● Set tasks
(a) Reproduce the passage of the warrant agreement text starting with "ISSUANCE OF WARRANTS AND" and going on through "of Warrant Certificates.".
(b) In the warrant agreement text, with whom are the Rule 144A Global Warrants deposited as custodian for DTC?

● Extracted text
ISSUANCE OF WARRANTS AND EXECUTION AND DELIVERY
OF WARRANT CERTIFICATES

    Section 2.01  Issuance of Warrants.  The Company hereby issues the Warrants described herein, each of which evidences the right of the Holder thereof, under the terms and conditions provided for herein and in the related Warrant Certificate, to purchase the Exercise Amount (subject to adjustment as provided in Article IV) of fully paid and non-assessable shares of Common Stock at the Exercise Price. Each Warrant shall be, after issuance thereof, separately transferable from the Preferred Security which, together with such Warrant, comprises the related Unit.

    Section 2.02  Form, Denomination and Execution of Warrant Certificates.  

        (a) Upon the execution and delivery of this Agreement, the Warrants will be issued as a component of a Unit, in definitive, fully registered form (the "Global Unit Certificate"), substantially in the form set forth in Exhibit A of the Unit Agreement. In addition, Warrants offered and sold in reliance on Rule 144A under the Securities Act ("Rule 144A") shall be issued initially in the form of one or more permanent global warrants in registered form without interest coupons, in substantially the form set forth in Exhibit A (a "Rule 144A Global Warrant"), deposited with the Warrant Agent, as custodian for DTC, as Depositary, duly executed by the Company and countersigned by the Warrant Agent as hereinafter provided. The aggregate principal amount of the Rule 144A Global Warrants may from time to time be increased or decreased by adjustments made on the records of the Warrant Agent, as custodian for the Depositary, as hereinafter provided.

    Warrants offered and sold in reliance on Regulation S under the Securities Act ("Regulation S") shall be issued initially in the form of one or more global warrants in registered form without interest coupons, in substantially the form set forth in Exhibit A (a "Restricted Regulation S Global Warrant"), which shall be deposited with the Warrant Agent, as custodian for the Depositary, and registered in the name of the Depositary or the nominee of the Depositary for the accounts of designated agents holding on behalf of Euroclear or Clearstream, duly executed by the Company and countersigned by the Warrant Agent as hereinafter provided. The one-year restricted period (as defined in Regulation S, the "Restricted Period") for any Warrant shall be terminated upon the receipt by the Warrant Agent of

    (i)

● Information provided
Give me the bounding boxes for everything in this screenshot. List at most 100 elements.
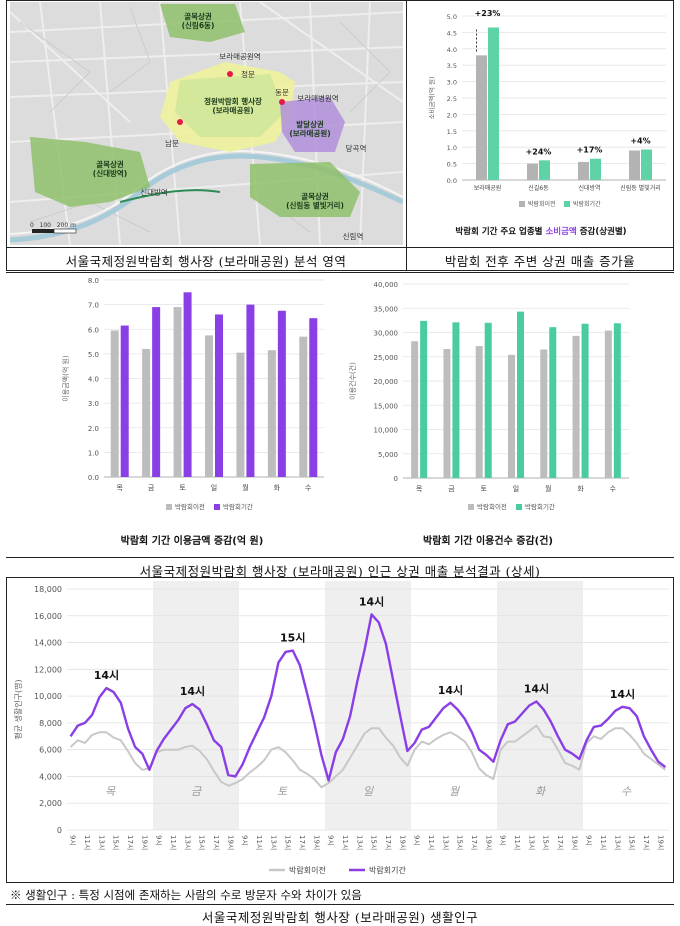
x-category-label: 신길6동 xyxy=(528,184,549,192)
chart4-population: 0 2,000 4,000 6,000 8,000 10,000 12,000 14,000 1… xyxy=(7,578,673,882)
x-hour-label: 17시 xyxy=(384,835,392,850)
map-label-gol-byeolbit: 골목상권 (신림동 별빛거리) xyxy=(286,192,344,210)
map-image xyxy=(10,2,403,245)
day-label: 금 xyxy=(191,785,202,798)
map-label-gate-dong: 동문 xyxy=(275,88,289,97)
x-hour-label: 15시 xyxy=(542,835,550,850)
x-hour-label: 15시 xyxy=(628,835,636,850)
y-tick-label: 5.0 xyxy=(88,351,99,359)
bar-before xyxy=(443,348,451,478)
chart1-sales-growth: 0.0 0.5 1.0 1.5 2.0 2.5 3.0 3.5 4.0 4.5 5.0 보라매공원 신길… xyxy=(410,2,672,245)
y-axis-label: 이용건수(건) xyxy=(348,362,357,400)
series-line-during xyxy=(69,613,667,782)
population-note: ※ 생활인구 : 특정 시점에 존재하는 사람의 수로 방문자 수와 차이가 있… xyxy=(10,888,362,902)
chart2-amount: 0.0 1.0 2.0 3.0 4.0 5.0 6.0 7.0 8.0 목 금 토 일 월 화 수 이용금액(억… xyxy=(56,272,328,552)
map-caption: 서울국제정원박람회 행사장 (보라매공원) 분석 영역 xyxy=(65,254,347,269)
y-tick-label: 18,000 xyxy=(34,585,62,594)
legend-label: 박람회기간 xyxy=(573,200,601,208)
chart2-title: 박람회 기간 이용금액 증감(억 원) xyxy=(120,536,264,547)
chart1-caption: 박람회 전후 주변 상권 매출 증가율 xyxy=(444,254,636,269)
bar-before xyxy=(475,346,483,478)
map-label-gate-jeong: 정문 xyxy=(241,70,255,79)
y-axis-label: 평균 생활인구(명) xyxy=(13,679,23,739)
growth-annotation: +24% xyxy=(526,147,552,156)
chart3-count: 0 5,000 10,000 15,000 20,000 25,000 30,000 35,0… xyxy=(343,272,633,552)
x-category-label: 화 xyxy=(274,484,281,492)
peak-label: 14시 xyxy=(180,685,205,698)
x-hour-label: 9시 xyxy=(327,835,335,846)
y-tick-label: 4.5 xyxy=(447,29,457,37)
chart3-title: 박람회 기간 이용건수 증감(건) xyxy=(423,536,553,547)
x-category-label: 월 xyxy=(545,484,551,493)
bar-during xyxy=(517,311,524,478)
bar-during xyxy=(309,318,318,477)
peak-label: 14시 xyxy=(524,682,549,695)
bar-before xyxy=(527,163,538,180)
y-tick-label: 0.5 xyxy=(447,161,457,169)
row2-caption: 서울국제정원박람회 행사장 (보라매공원) 인근 상권 매출 분석결과 (상세) xyxy=(139,564,541,579)
bar-during xyxy=(613,323,621,478)
x-category-label: 토 xyxy=(179,484,186,492)
y-tick-label: 3.0 xyxy=(447,79,457,87)
x-hour-label: 15시 xyxy=(198,835,206,850)
x-hour-label: 15시 xyxy=(284,835,292,850)
peak-label: 15시 xyxy=(280,632,305,645)
x-category-label: 신림동 별빛거리 xyxy=(620,184,661,192)
day-label: 수 xyxy=(621,785,632,798)
bar-during xyxy=(641,149,652,180)
x-hour-label: 17시 xyxy=(556,835,564,850)
x-hour-label: 19시 xyxy=(570,835,578,850)
bar-during xyxy=(452,322,460,478)
y-tick-label: 14,000 xyxy=(34,639,62,648)
y-tick-label: 16,000 xyxy=(34,612,62,621)
map-label-station-boramaebyeongwon: 보라매병원역 xyxy=(297,94,339,103)
day-label: 목 xyxy=(105,785,116,798)
y-tick-label: 25,000 xyxy=(374,354,399,362)
map-label-station-sindaebang: 신대방역 xyxy=(140,188,168,197)
x-hour-label: 15시 xyxy=(370,835,378,850)
growth-annotation: +23% xyxy=(475,9,501,18)
chart3-svg: 0 5,000 10,000 15,000 20,000 25,000 30,000 35,0… xyxy=(348,281,629,511)
x-hour-label: 9시 xyxy=(155,835,163,846)
bar-during xyxy=(484,322,492,478)
legend-swatch xyxy=(516,504,522,510)
legend-label: 박람회이전 xyxy=(528,200,556,208)
x-hour-label: 19시 xyxy=(226,835,234,850)
x-hour-label: 17시 xyxy=(298,835,306,850)
analysis-area-map: 골목상권 (신림6동) 보라매공원역 정문 정원박람회 행사장 (보라매공원) … xyxy=(10,2,403,245)
day-label: 월 xyxy=(449,785,460,798)
bar-before xyxy=(476,55,487,180)
x-hour-label: 19시 xyxy=(140,835,148,850)
chart4-caption: 서울국제정원박람회 행사장 (보라매공원) 생활인구 xyxy=(201,910,479,925)
legend-swatch xyxy=(519,201,525,207)
x-category-label: 신대방역 xyxy=(578,184,600,192)
x-hour-label: 11시 xyxy=(599,835,607,850)
x-category-label: 보라매공원 xyxy=(474,184,502,192)
day-label: 토 xyxy=(277,785,288,798)
legend-label: 박람회기간 xyxy=(525,502,555,511)
y-tick-label: 2.0 xyxy=(447,111,457,119)
bar-during xyxy=(120,325,129,477)
x-category-label: 화 xyxy=(577,485,584,493)
legend-swatch xyxy=(214,504,220,510)
bar-during xyxy=(549,327,557,478)
x-hour-label: 13시 xyxy=(613,835,621,850)
x-hour-label: 9시 xyxy=(69,835,77,846)
map-label-gate-nam: 남문 xyxy=(165,139,179,148)
y-tick-label: 1.0 xyxy=(88,449,99,457)
bar-before xyxy=(578,161,589,180)
top-row-frame xyxy=(6,0,674,271)
y-tick-label: 1.0 xyxy=(447,144,457,152)
legend-swatch xyxy=(468,504,474,510)
bar-during xyxy=(420,320,428,478)
y-tick-label: 8.0 xyxy=(88,277,99,285)
y-tick-label: 0 xyxy=(394,475,398,483)
peak-label: 14시 xyxy=(94,669,119,682)
x-hour-label: 9시 xyxy=(499,835,507,846)
bar-during xyxy=(539,160,550,180)
bar-during xyxy=(183,292,192,477)
peak-label: 14시 xyxy=(359,595,384,608)
chart2-svg: 0.0 1.0 2.0 3.0 4.0 5.0 6.0 7.0 8.0 목 금 토 일 월 화 수 이용금액(억… xyxy=(61,277,324,511)
x-hour-label: 11시 xyxy=(427,835,435,850)
bar-before xyxy=(508,354,515,478)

● Final results
(a)
ISSUANCE OF WARRANTS AND EXECUTION AND DELIVERY
OF WARRANT CERTIFICATES

    Section 2.01  Issuance of Warrants.  The Company hereby issues the Warrants described herein, each of which evidences the right of the Holder thereof, under the terms and conditions provided for herein and in the related Warrant Certificate, to purchase the Exercise Amount (subject to adjustment as provided in Article IV) of fully paid and non-assessable shares of Common Stock at the Exercise Price. Each Warrant shall be, after issuance thereof, separately transferable from the Preferred Security which, together with such Warrant, comprises the related Unit.

    Section 2.02  Form, Denomination and Execution of Warrant Certificates.

(b) They are deposited with the Warrant Agent, as custodian for DTC, the Depositary.